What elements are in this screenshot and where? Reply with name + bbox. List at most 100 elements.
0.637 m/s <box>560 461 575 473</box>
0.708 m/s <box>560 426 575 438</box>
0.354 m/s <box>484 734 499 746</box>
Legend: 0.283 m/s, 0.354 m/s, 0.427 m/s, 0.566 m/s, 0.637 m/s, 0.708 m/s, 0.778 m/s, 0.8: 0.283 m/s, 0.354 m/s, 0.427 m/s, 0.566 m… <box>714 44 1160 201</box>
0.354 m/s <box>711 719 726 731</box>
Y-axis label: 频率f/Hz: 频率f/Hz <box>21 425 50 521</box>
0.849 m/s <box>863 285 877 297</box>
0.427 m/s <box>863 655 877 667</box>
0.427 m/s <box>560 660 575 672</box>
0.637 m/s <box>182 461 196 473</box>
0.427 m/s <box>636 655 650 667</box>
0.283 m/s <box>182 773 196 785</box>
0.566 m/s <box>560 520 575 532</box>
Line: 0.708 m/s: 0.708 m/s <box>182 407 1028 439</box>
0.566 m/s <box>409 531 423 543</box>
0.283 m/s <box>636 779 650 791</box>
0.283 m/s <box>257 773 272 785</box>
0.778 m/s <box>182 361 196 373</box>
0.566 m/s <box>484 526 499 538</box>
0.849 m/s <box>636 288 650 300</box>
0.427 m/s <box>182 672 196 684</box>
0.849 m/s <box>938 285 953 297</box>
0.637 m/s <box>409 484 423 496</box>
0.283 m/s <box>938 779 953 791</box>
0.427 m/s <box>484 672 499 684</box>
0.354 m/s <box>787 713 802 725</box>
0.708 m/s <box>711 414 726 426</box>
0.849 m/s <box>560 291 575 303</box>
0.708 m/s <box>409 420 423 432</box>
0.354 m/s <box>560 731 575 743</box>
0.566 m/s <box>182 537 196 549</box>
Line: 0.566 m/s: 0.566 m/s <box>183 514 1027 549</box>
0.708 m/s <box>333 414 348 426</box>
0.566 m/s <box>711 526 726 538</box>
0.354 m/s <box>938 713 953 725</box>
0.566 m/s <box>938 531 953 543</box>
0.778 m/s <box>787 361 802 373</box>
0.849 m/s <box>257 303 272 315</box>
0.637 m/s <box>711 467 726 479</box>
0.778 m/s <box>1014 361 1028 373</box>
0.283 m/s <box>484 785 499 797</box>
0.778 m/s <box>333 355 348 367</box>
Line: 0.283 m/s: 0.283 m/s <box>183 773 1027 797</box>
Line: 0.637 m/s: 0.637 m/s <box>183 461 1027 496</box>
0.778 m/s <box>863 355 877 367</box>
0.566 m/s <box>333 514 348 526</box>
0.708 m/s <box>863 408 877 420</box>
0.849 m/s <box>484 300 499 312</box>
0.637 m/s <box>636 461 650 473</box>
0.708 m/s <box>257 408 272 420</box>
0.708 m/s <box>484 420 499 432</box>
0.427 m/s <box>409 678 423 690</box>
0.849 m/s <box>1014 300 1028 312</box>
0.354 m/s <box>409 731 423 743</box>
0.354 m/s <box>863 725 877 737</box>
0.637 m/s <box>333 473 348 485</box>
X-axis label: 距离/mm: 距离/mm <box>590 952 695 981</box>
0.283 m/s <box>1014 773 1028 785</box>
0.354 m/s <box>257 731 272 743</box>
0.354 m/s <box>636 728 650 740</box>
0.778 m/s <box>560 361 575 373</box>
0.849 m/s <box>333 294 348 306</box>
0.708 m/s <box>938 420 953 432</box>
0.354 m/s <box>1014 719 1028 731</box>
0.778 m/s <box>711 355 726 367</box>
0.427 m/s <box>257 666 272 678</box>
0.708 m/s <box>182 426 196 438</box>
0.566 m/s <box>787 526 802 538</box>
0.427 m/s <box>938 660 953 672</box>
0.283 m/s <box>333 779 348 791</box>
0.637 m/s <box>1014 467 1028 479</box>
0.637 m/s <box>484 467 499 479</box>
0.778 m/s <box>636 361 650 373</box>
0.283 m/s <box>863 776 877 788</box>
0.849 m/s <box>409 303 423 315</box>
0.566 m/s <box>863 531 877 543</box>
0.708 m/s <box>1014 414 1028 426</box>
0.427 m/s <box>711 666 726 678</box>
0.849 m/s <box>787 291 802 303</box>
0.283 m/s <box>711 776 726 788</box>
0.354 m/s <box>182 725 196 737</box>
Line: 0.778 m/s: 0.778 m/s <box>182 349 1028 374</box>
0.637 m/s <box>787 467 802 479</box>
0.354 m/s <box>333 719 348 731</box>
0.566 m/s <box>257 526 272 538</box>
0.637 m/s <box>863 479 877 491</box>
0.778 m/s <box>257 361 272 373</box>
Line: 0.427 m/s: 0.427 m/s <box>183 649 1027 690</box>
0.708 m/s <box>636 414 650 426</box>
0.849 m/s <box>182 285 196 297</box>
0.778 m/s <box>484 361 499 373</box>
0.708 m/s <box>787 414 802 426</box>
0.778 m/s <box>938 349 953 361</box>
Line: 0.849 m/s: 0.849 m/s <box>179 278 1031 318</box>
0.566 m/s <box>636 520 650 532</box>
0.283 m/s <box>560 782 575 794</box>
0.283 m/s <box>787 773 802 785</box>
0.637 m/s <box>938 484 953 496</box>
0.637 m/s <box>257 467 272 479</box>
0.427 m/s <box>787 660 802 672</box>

═══

● **EXERCISE DIRECTIONS**:
Reproduce all of the records above verbatim, line by line, with no alterations.

● **RESPONSE**:
What elements are in this screenshot and where? Reply with name + bbox. List at most 100 elements.
0.637 m/s <box>560 461 575 473</box>
0.708 m/s <box>560 426 575 438</box>
0.354 m/s <box>484 734 499 746</box>
Legend: 0.283 m/s, 0.354 m/s, 0.427 m/s, 0.566 m/s, 0.637 m/s, 0.708 m/s, 0.778 m/s, 0.8: 0.283 m/s, 0.354 m/s, 0.427 m/s, 0.566 m… <box>714 44 1160 201</box>
0.354 m/s <box>711 719 726 731</box>
Y-axis label: 频率f/Hz: 频率f/Hz <box>21 425 50 521</box>
0.849 m/s <box>863 285 877 297</box>
0.427 m/s <box>863 655 877 667</box>
0.427 m/s <box>560 660 575 672</box>
0.637 m/s <box>182 461 196 473</box>
0.427 m/s <box>636 655 650 667</box>
0.283 m/s <box>182 773 196 785</box>
0.566 m/s <box>560 520 575 532</box>
Line: 0.708 m/s: 0.708 m/s <box>182 407 1028 439</box>
0.566 m/s <box>409 531 423 543</box>
0.283 m/s <box>636 779 650 791</box>
0.283 m/s <box>257 773 272 785</box>
0.778 m/s <box>182 361 196 373</box>
0.566 m/s <box>484 526 499 538</box>
0.849 m/s <box>636 288 650 300</box>
0.427 m/s <box>182 672 196 684</box>
0.849 m/s <box>938 285 953 297</box>
0.637 m/s <box>409 484 423 496</box>
0.283 m/s <box>938 779 953 791</box>
0.427 m/s <box>484 672 499 684</box>
0.354 m/s <box>787 713 802 725</box>
0.708 m/s <box>711 414 726 426</box>
0.849 m/s <box>560 291 575 303</box>
0.708 m/s <box>409 420 423 432</box>
0.354 m/s <box>560 731 575 743</box>
0.566 m/s <box>182 537 196 549</box>
Line: 0.566 m/s: 0.566 m/s <box>183 514 1027 549</box>
0.708 m/s <box>333 414 348 426</box>
0.566 m/s <box>711 526 726 538</box>
0.354 m/s <box>938 713 953 725</box>
0.566 m/s <box>938 531 953 543</box>
0.778 m/s <box>787 361 802 373</box>
0.849 m/s <box>257 303 272 315</box>
0.637 m/s <box>711 467 726 479</box>
0.778 m/s <box>1014 361 1028 373</box>
0.283 m/s <box>484 785 499 797</box>
0.778 m/s <box>333 355 348 367</box>
Line: 0.283 m/s: 0.283 m/s <box>183 773 1027 797</box>
Line: 0.637 m/s: 0.637 m/s <box>183 461 1027 496</box>
0.778 m/s <box>863 355 877 367</box>
0.566 m/s <box>333 514 348 526</box>
0.708 m/s <box>863 408 877 420</box>
0.849 m/s <box>484 300 499 312</box>
0.637 m/s <box>636 461 650 473</box>
0.708 m/s <box>257 408 272 420</box>
0.708 m/s <box>484 420 499 432</box>
0.427 m/s <box>409 678 423 690</box>
0.849 m/s <box>1014 300 1028 312</box>
0.354 m/s <box>409 731 423 743</box>
0.354 m/s <box>863 725 877 737</box>
0.637 m/s <box>333 473 348 485</box>
X-axis label: 距离/mm: 距离/mm <box>590 952 695 981</box>
0.283 m/s <box>1014 773 1028 785</box>
0.354 m/s <box>257 731 272 743</box>
0.354 m/s <box>636 728 650 740</box>
0.778 m/s <box>560 361 575 373</box>
0.849 m/s <box>333 294 348 306</box>
0.708 m/s <box>938 420 953 432</box>
0.354 m/s <box>1014 719 1028 731</box>
0.778 m/s <box>711 355 726 367</box>
0.427 m/s <box>257 666 272 678</box>
0.708 m/s <box>182 426 196 438</box>
0.566 m/s <box>787 526 802 538</box>
0.427 m/s <box>938 660 953 672</box>
0.283 m/s <box>333 779 348 791</box>
0.637 m/s <box>1014 467 1028 479</box>
0.637 m/s <box>484 467 499 479</box>
0.778 m/s <box>636 361 650 373</box>
0.283 m/s <box>863 776 877 788</box>
0.849 m/s <box>409 303 423 315</box>
0.566 m/s <box>863 531 877 543</box>
0.708 m/s <box>1014 414 1028 426</box>
0.427 m/s <box>711 666 726 678</box>
0.849 m/s <box>787 291 802 303</box>
0.283 m/s <box>711 776 726 788</box>
0.354 m/s <box>182 725 196 737</box>
Line: 0.778 m/s: 0.778 m/s <box>182 349 1028 374</box>
0.637 m/s <box>787 467 802 479</box>
0.354 m/s <box>333 719 348 731</box>
0.566 m/s <box>257 526 272 538</box>
0.637 m/s <box>863 479 877 491</box>
0.778 m/s <box>257 361 272 373</box>
Line: 0.427 m/s: 0.427 m/s <box>183 649 1027 690</box>
0.708 m/s <box>636 414 650 426</box>
0.849 m/s <box>182 285 196 297</box>
0.778 m/s <box>484 361 499 373</box>
0.708 m/s <box>787 414 802 426</box>
0.778 m/s <box>938 349 953 361</box>
Line: 0.849 m/s: 0.849 m/s <box>179 278 1031 318</box>
0.566 m/s <box>636 520 650 532</box>
0.283 m/s <box>560 782 575 794</box>
0.283 m/s <box>787 773 802 785</box>
0.637 m/s <box>938 484 953 496</box>
0.637 m/s <box>257 467 272 479</box>
0.427 m/s <box>787 660 802 672</box>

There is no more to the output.